Written request:
Copy nothing but the text: reproduce each line of the listing exactly and leave the pictures out.

┄┄┄┄┄┄┄┄┄┄

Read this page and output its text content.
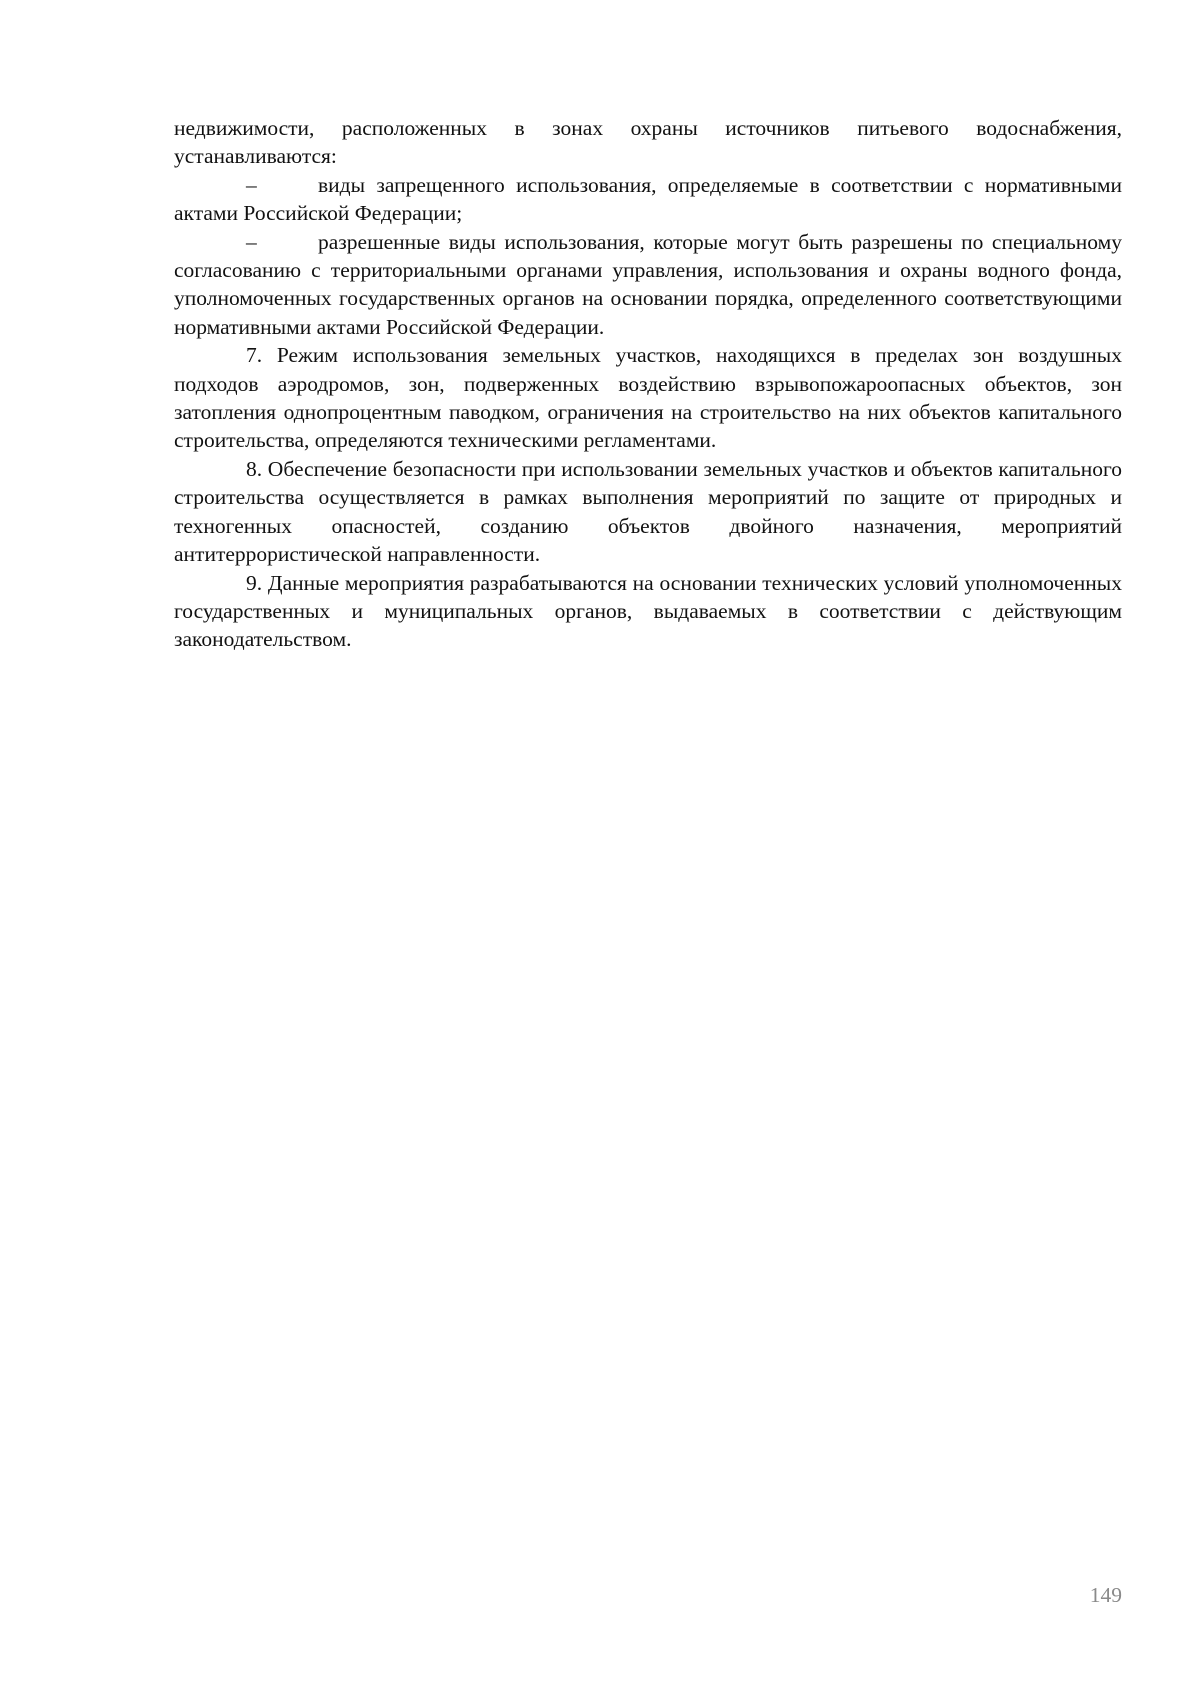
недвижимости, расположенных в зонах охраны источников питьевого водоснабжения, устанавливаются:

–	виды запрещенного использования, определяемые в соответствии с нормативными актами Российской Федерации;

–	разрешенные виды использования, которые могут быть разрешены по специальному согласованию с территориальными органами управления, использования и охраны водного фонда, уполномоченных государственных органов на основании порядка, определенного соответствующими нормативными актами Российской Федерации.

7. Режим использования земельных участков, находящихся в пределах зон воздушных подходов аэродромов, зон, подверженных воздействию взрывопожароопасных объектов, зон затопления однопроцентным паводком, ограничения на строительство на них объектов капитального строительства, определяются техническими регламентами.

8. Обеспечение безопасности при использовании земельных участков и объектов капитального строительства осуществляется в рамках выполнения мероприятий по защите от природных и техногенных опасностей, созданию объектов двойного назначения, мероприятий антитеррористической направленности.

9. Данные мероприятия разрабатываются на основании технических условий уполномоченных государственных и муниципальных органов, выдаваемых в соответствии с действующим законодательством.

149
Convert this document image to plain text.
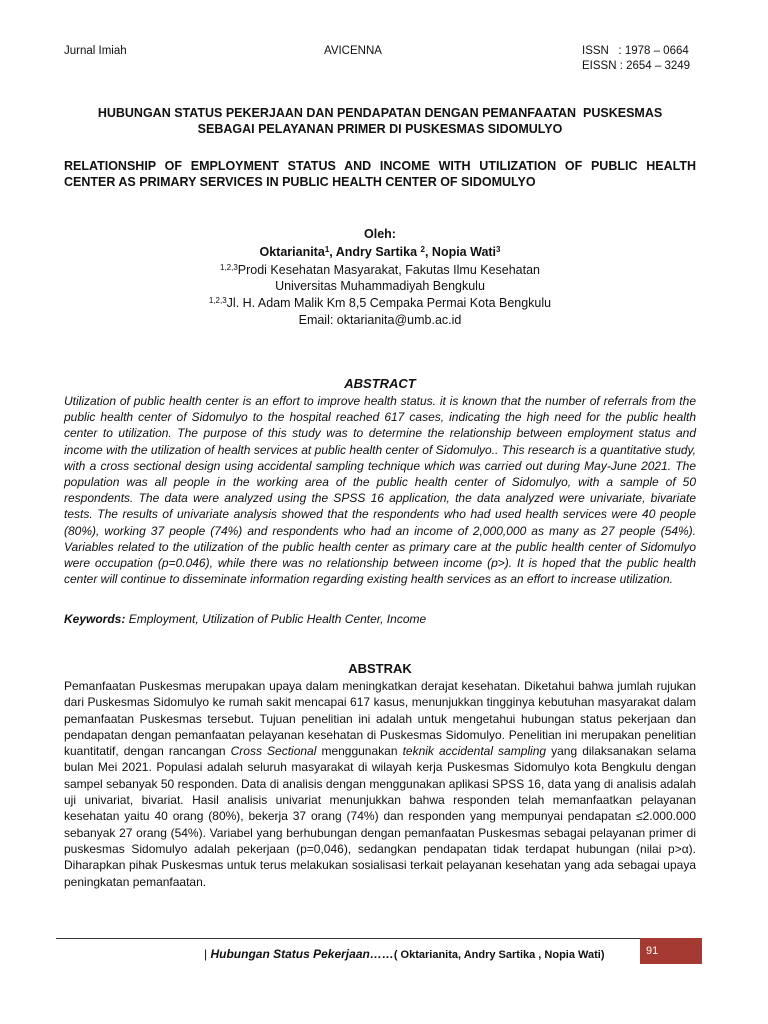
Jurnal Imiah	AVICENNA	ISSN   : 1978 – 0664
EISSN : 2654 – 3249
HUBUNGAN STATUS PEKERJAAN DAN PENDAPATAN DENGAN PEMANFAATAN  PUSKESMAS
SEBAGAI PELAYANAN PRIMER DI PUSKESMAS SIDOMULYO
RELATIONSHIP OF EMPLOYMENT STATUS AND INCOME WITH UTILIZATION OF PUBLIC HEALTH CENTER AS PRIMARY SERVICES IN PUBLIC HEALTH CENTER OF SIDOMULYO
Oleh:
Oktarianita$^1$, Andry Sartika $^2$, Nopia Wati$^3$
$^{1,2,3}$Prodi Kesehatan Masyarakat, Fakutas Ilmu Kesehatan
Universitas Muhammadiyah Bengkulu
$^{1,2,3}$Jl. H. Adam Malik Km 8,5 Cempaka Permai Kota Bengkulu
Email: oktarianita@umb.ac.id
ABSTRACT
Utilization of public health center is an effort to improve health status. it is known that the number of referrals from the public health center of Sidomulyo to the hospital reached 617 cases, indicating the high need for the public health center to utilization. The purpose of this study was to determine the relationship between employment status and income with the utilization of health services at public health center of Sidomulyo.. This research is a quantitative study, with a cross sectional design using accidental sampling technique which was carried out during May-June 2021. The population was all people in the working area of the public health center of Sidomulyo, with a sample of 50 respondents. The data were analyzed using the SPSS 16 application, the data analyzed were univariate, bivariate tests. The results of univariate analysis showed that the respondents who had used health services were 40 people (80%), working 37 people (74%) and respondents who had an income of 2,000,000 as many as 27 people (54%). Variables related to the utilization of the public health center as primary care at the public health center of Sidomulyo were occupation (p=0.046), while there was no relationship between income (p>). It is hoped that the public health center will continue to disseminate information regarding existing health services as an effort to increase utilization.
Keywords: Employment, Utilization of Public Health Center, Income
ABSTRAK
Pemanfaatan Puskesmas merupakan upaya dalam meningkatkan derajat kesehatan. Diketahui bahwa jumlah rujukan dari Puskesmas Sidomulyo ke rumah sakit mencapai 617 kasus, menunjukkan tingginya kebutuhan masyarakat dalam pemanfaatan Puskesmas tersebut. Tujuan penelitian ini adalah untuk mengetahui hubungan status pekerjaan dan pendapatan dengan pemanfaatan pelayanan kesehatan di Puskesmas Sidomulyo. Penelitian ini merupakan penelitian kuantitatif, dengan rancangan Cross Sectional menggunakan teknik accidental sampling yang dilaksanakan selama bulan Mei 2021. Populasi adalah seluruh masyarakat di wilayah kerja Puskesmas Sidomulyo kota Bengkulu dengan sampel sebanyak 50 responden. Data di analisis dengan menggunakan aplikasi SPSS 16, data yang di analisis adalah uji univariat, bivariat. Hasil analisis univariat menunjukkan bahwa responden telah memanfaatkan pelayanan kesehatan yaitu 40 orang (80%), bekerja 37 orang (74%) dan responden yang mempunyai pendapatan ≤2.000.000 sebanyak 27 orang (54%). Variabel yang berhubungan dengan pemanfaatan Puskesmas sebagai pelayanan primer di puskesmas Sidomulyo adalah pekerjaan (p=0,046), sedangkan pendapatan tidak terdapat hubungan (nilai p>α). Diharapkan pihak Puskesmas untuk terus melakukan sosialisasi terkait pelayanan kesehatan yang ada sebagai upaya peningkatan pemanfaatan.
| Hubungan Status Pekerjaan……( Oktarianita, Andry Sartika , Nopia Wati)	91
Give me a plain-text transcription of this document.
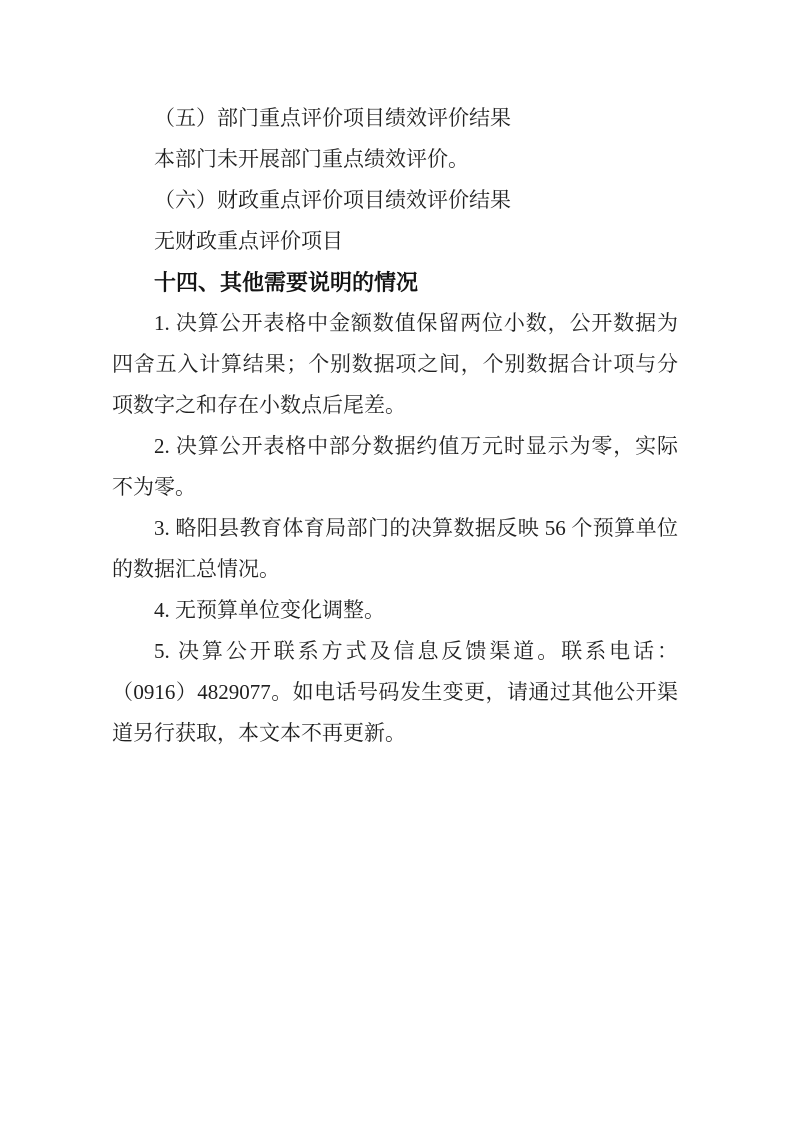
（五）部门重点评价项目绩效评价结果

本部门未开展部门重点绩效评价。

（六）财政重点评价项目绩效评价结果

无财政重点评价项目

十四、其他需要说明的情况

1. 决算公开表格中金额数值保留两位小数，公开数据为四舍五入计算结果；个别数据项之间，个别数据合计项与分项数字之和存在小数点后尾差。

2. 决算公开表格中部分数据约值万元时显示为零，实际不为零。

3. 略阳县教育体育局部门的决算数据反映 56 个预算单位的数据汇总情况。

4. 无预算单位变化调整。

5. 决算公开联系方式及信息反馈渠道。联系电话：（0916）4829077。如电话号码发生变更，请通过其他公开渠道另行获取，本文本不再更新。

┄┄┄┄┄┄┄┄┄┄

Output for this task:
Read this page and output its text content.
недвижимости, расположенных в зонах охраны источников питьевого водоснабжения, устанавливаются:

–	виды запрещенного использования, определяемые в соответствии с нормативными актами Российской Федерации;

–	разрешенные виды использования, которые могут быть разрешены по специальному согласованию с территориальными органами управления, использования и охраны водного фонда, уполномоченных государственных органов на основании порядка, определенного соответствующими нормативными актами Российской Федерации.

7. Режим использования земельных участков, находящихся в пределах зон воздушных подходов аэродромов, зон, подверженных воздействию взрывопожароопасных объектов, зон затопления однопроцентным паводком, ограничения на строительство на них объектов капитального строительства, определяются техническими регламентами.

8. Обеспечение безопасности при использовании земельных участков и объектов капитального строительства осуществляется в рамках выполнения мероприятий по защите от природных и техногенных опасностей, созданию объектов двойного назначения, мероприятий антитеррористической направленности.

9. Данные мероприятия разрабатываются на основании технических условий уполномоченных государственных и муниципальных органов, выдаваемых в соответствии с действующим законодательством.

149
Convert this document image to plain text.
Jurnal Imiah	AVICENNA	ISSN   : 1978 – 0664
EISSN : 2654 – 3249
HUBUNGAN STATUS PEKERJAAN DAN PENDAPATAN DENGAN PEMANFAATAN  PUSKESMAS
SEBAGAI PELAYANAN PRIMER DI PUSKESMAS SIDOMULYO
RELATIONSHIP OF EMPLOYMENT STATUS AND INCOME WITH UTILIZATION OF PUBLIC HEALTH CENTER AS PRIMARY SERVICES IN PUBLIC HEALTH CENTER OF SIDOMULYO
Oleh:
Oktarianita$^1$, Andry Sartika $^2$, Nopia Wati$^3$
$^{1,2,3}$Prodi Kesehatan Masyarakat, Fakutas Ilmu Kesehatan
Universitas Muhammadiyah Bengkulu
$^{1,2,3}$Jl. H. Adam Malik Km 8,5 Cempaka Permai Kota Bengkulu
Email: oktarianita@umb.ac.id
ABSTRACT
Utilization of public health center is an effort to improve health status. it is known that the number of referrals from the public health center of Sidomulyo to the hospital reached 617 cases, indicating the high need for the public health center to utilization. The purpose of this study was to determine the relationship between employment status and income with the utilization of health services at public health center of Sidomulyo.. This research is a quantitative study, with a cross sectional design using accidental sampling technique which was carried out during May-June 2021. The population was all people in the working area of the public health center of Sidomulyo, with a sample of 50 respondents. The data were analyzed using the SPSS 16 application, the data analyzed were univariate, bivariate tests. The results of univariate analysis showed that the respondents who had used health services were 40 people (80%), working 37 people (74%) and respondents who had an income of 2,000,000 as many as 27 people (54%). Variables related to the utilization of the public health center as primary care at the public health center of Sidomulyo were occupation (p=0.046), while there was no relationship between income (p>). It is hoped that the public health center will continue to disseminate information regarding existing health services as an effort to increase utilization.
Keywords: Employment, Utilization of Public Health Center, Income
ABSTRAK
Pemanfaatan Puskesmas merupakan upaya dalam meningkatkan derajat kesehatan. Diketahui bahwa jumlah rujukan dari Puskesmas Sidomulyo ke rumah sakit mencapai 617 kasus, menunjukkan tingginya kebutuhan masyarakat dalam pemanfaatan Puskesmas tersebut. Tujuan penelitian ini adalah untuk mengetahui hubungan status pekerjaan dan pendapatan dengan pemanfaatan pelayanan kesehatan di Puskesmas Sidomulyo. Penelitian ini merupakan penelitian kuantitatif, dengan rancangan Cross Sectional menggunakan teknik accidental sampling yang dilaksanakan selama bulan Mei 2021. Populasi adalah seluruh masyarakat di wilayah kerja Puskesmas Sidomulyo kota Bengkulu dengan sampel sebanyak 50 responden. Data di analisis dengan menggunakan aplikasi SPSS 16, data yang di analisis adalah uji univariat, bivariat. Hasil analisis univariat menunjukkan bahwa responden telah memanfaatkan pelayanan kesehatan yaitu 40 orang (80%), bekerja 37 orang (74%) dan responden yang mempunyai pendapatan ≤2.000.000 sebanyak 27 orang (54%). Variabel yang berhubungan dengan pemanfaatan Puskesmas sebagai pelayanan primer di puskesmas Sidomulyo adalah pekerjaan (p=0,046), sedangkan pendapatan tidak terdapat hubungan (nilai p>α). Diharapkan pihak Puskesmas untuk terus melakukan sosialisasi terkait pelayanan kesehatan yang ada sebagai upaya peningkatan pemanfaatan.
| Hubungan Status Pekerjaan……( Oktarianita, Andry Sartika , Nopia Wati)	91
Give me a plain-text transcription of this document.
（五）部门重点评价项目绩效评价结果

本部门未开展部门重点绩效评价。

（六）财政重点评价项目绩效评价结果

无财政重点评价项目

十四、其他需要说明的情况

1. 决算公开表格中金额数值保留两位小数，公开数据为四舍五入计算结果；个别数据项之间，个别数据合计项与分项数字之和存在小数点后尾差。

2. 决算公开表格中部分数据约值万元时显示为零，实际不为零。

3. 略阳县教育体育局部门的决算数据反映 56 个预算单位的数据汇总情况。

4. 无预算单位变化调整。

5. 决算公开联系方式及信息反馈渠道。联系电话：（0916）4829077。如电话号码发生变更，请通过其他公开渠道另行获取，本文本不再更新。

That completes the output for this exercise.